**The request**
Leave out the images and repeat the listing below without a single change.

**Lines of data**
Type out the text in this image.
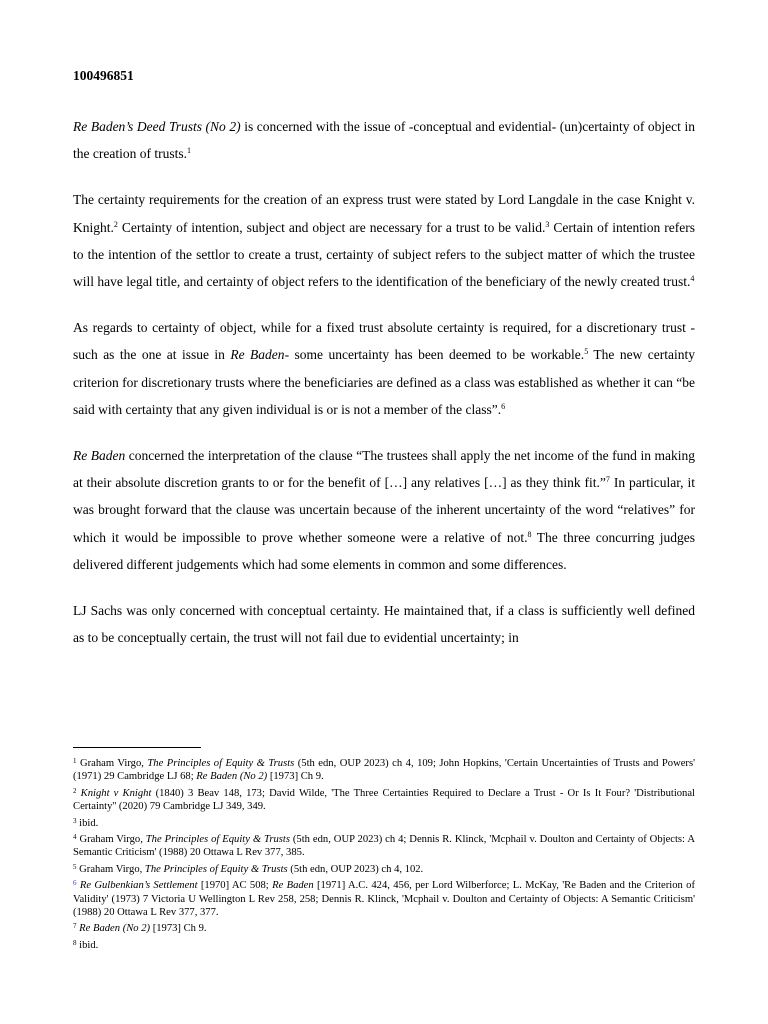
100496851

Re Baden’s Deed Trusts (No 2) is concerned with the issue of -conceptual and evidential- (un)certainty of object in the creation of trusts.$^1$

The certainty requirements for the creation of an express trust were stated by Lord Langdale in the case Knight v. Knight.$^2$ Certainty of intention, subject and object are necessary for a trust to be valid.$^3$ Certain of intention refers to the intention of the settlor to create a trust, certainty of subject refers to the subject matter of which the trustee will have legal title, and certainty of object refers to the identification of the beneficiary of the newly created trust.$^4$

As regards to certainty of object, while for a fixed trust absolute certainty is required, for a discretionary trust -such as the one at issue in Re Baden- some uncertainty has been deemed to be workable.$^5$ The new certainty criterion for discretionary trusts where the beneficiaries are defined as a class was established as whether it can “be said with certainty that any given individual is or is not a member of the class”.$^6$

Re Baden concerned the interpretation of the clause “The trustees shall apply the net income of the fund in making at their absolute discretion grants to or for the benefit of […] any relatives […] as they think fit.”$^7$ In particular, it was brought forward that the clause was uncertain because of the inherent uncertainty of the word “relatives” for which it would be impossible to prove whether someone were a relative of not.$^8$ The three concurring judges delivered different judgements which had some elements in common and some differences.

LJ Sachs was only concerned with conceptual certainty. He maintained that, if a class is sufficiently well defined as to be conceptually certain, the trust will not fail due to evidential uncertainty; in

$^1$ Graham Virgo, The Principles of Equity & Trusts (5th edn, OUP 2023) ch 4, 109; John Hopkins, 'Certain Uncertainties of Trusts and Powers' (1971) 29 Cambridge LJ 68; Re Baden (No 2) [1973] Ch 9.
$^2$ Knight v Knight (1840) 3 Beav 148, 173; David Wilde, 'The Three Certainties Required to Declare a Trust - Or Is It Four? 'Distributional Certainty'' (2020) 79 Cambridge LJ 349, 349.
$^3$ ibid.
$^4$ Graham Virgo, The Principles of Equity & Trusts (5th edn, OUP 2023) ch 4; Dennis R. Klinck, 'Mcphail v. Doulton and Certainty of Objects: A Semantic Criticism' (1988) 20 Ottawa L Rev 377, 385.
$^5$ Graham Virgo, The Principles of Equity & Trusts (5th edn, OUP 2023) ch 4, 102.
$^6$ Re Gulbenkian’s Settlement [1970] AC 508; Re Baden [1971] A.C. 424, 456, per Lord Wilberforce; L. McKay, 'Re Baden and the Criterion of Validity' (1973) 7 Victoria U Wellington L Rev 258, 258; Dennis R. Klinck, 'Mcphail v. Doulton and Certainty of Objects: A Semantic Criticism' (1988) 20 Ottawa L Rev 377, 377.
$^7$ Re Baden (No 2) [1973] Ch 9.
$^8$ ibid.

**Reply**
Type out the text in this image.
100496851

Re Baden’s Deed Trusts (No 2) is concerned with the issue of -conceptual and evidential- (un)certainty of object in the creation of trusts.$^1$

The certainty requirements for the creation of an express trust were stated by Lord Langdale in the case Knight v. Knight.$^2$ Certainty of intention, subject and object are necessary for a trust to be valid.$^3$ Certain of intention refers to the intention of the settlor to create a trust, certainty of subject refers to the subject matter of which the trustee will have legal title, and certainty of object refers to the identification of the beneficiary of the newly created trust.$^4$

As regards to certainty of object, while for a fixed trust absolute certainty is required, for a discretionary trust -such as the one at issue in Re Baden- some uncertainty has been deemed to be workable.$^5$ The new certainty criterion for discretionary trusts where the beneficiaries are defined as a class was established as whether it can “be said with certainty that any given individual is or is not a member of the class”.$^6$

Re Baden concerned the interpretation of the clause “The trustees shall apply the net income of the fund in making at their absolute discretion grants to or for the benefit of […] any relatives […] as they think fit.”$^7$ In particular, it was brought forward that the clause was uncertain because of the inherent uncertainty of the word “relatives” for which it would be impossible to prove whether someone were a relative of not.$^8$ The three concurring judges delivered different judgements which had some elements in common and some differences.

LJ Sachs was only concerned with conceptual certainty. He maintained that, if a class is sufficiently well defined as to be conceptually certain, the trust will not fail due to evidential uncertainty; in

$^1$ Graham Virgo, The Principles of Equity & Trusts (5th edn, OUP 2023) ch 4, 109; John Hopkins, 'Certain Uncertainties of Trusts and Powers' (1971) 29 Cambridge LJ 68; Re Baden (No 2) [1973] Ch 9.
$^2$ Knight v Knight (1840) 3 Beav 148, 173; David Wilde, 'The Three Certainties Required to Declare a Trust - Or Is It Four? 'Distributional Certainty'' (2020) 79 Cambridge LJ 349, 349.
$^3$ ibid.
$^4$ Graham Virgo, The Principles of Equity & Trusts (5th edn, OUP 2023) ch 4; Dennis R. Klinck, 'Mcphail v. Doulton and Certainty of Objects: A Semantic Criticism' (1988) 20 Ottawa L Rev 377, 385.
$^5$ Graham Virgo, The Principles of Equity & Trusts (5th edn, OUP 2023) ch 4, 102.
$^6$ Re Gulbenkian’s Settlement [1970] AC 508; Re Baden [1971] A.C. 424, 456, per Lord Wilberforce; L. McKay, 'Re Baden and the Criterion of Validity' (1973) 7 Victoria U Wellington L Rev 258, 258; Dennis R. Klinck, 'Mcphail v. Doulton and Certainty of Objects: A Semantic Criticism' (1988) 20 Ottawa L Rev 377, 377.
$^7$ Re Baden (No 2) [1973] Ch 9.
$^8$ ibid.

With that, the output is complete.